* [Exercise instructions] Type the records out again in full, exactly.

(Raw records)

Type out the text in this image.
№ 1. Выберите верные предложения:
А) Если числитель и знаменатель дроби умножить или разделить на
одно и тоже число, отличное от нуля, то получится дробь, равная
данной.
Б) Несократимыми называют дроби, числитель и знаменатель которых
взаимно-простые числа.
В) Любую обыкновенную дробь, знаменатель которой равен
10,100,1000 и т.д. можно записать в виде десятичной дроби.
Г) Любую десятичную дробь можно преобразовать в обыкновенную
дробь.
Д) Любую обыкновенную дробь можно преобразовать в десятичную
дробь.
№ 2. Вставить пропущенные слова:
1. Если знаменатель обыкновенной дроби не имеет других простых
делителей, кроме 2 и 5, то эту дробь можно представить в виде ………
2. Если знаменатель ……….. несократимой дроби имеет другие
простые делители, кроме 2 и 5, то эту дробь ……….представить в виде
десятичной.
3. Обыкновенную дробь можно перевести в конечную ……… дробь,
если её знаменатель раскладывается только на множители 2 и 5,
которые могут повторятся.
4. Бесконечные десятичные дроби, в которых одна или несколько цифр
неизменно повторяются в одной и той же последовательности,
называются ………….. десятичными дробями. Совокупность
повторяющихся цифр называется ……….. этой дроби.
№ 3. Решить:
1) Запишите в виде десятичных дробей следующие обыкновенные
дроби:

* [Written answer]
Type out the text in this image.
№ 1. Выберите верные предложения:
А) Если числитель и знаменатель дроби умножить или разделить на
одно и тоже число, отличное от нуля, то получится дробь, равная
данной.
Б) Несократимыми называют дроби, числитель и знаменатель которых
взаимно-простые числа.
В) Любую обыкновенную дробь, знаменатель которой равен
10,100,1000 и т.д. можно записать в виде десятичной дроби.
Г) Любую десятичную дробь можно преобразовать в обыкновенную
дробь.
Д) Любую обыкновенную дробь можно преобразовать в десятичную
дробь.
№ 2. Вставить пропущенные слова:
1. Если знаменатель обыкновенной дроби не имеет других простых
делителей, кроме 2 и 5, то эту дробь можно представить в виде ………
2. Если знаменатель ……….. несократимой дроби имеет другие
простые делители, кроме 2 и 5, то эту дробь ……….представить в виде
десятичной.
3. Обыкновенную дробь можно перевести в конечную ……… дробь,
если её знаменатель раскладывается только на множители 2 и 5,
которые могут повторятся.
4. Бесконечные десятичные дроби, в которых одна или несколько цифр
неизменно повторяются в одной и той же последовательности,
называются ………….. десятичными дробями. Совокупность
повторяющихся цифр называется ……….. этой дроби.
№ 3. Решить:
1) Запишите в виде десятичных дробей следующие обыкновенные
дроби:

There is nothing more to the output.